** start of DATASET ROWS **

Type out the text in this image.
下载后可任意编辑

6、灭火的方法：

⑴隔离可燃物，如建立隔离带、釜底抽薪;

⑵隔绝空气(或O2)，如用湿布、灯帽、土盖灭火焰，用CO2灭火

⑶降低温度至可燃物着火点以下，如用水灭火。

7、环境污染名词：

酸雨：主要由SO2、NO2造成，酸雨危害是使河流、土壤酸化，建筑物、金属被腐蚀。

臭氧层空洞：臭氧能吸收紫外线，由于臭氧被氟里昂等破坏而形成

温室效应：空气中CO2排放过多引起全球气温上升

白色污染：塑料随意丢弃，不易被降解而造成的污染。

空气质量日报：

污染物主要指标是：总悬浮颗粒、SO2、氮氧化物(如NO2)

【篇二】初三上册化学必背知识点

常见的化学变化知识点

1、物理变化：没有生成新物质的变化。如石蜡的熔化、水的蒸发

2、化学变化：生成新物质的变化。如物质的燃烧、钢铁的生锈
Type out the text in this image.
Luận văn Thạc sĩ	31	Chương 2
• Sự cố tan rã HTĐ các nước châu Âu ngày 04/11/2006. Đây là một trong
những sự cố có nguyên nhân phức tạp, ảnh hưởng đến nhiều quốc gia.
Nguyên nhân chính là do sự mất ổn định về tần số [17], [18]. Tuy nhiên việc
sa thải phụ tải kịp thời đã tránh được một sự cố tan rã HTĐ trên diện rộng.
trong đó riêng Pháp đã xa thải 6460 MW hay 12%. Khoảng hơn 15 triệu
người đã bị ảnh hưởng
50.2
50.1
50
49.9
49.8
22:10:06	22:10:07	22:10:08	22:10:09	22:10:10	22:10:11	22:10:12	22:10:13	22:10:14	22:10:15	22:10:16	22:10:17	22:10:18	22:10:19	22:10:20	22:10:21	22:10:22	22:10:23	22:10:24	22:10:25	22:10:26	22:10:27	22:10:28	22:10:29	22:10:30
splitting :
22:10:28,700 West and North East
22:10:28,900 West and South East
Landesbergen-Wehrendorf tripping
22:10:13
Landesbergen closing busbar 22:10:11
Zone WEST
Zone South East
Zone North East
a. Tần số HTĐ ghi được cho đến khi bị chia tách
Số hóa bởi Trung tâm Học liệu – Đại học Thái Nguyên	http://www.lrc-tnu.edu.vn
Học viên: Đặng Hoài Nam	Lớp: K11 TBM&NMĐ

** end of DATASET ROWS **

Search the lines for "trong". Copy each line that has it.

• Sự cố tan rã HTĐ các nước châu Âu ngày 04/11/2006. Đây là một trong
trong đó riêng Pháp đã xa thải 6460 MW hay 12%. Khoảng hơn 15 triệu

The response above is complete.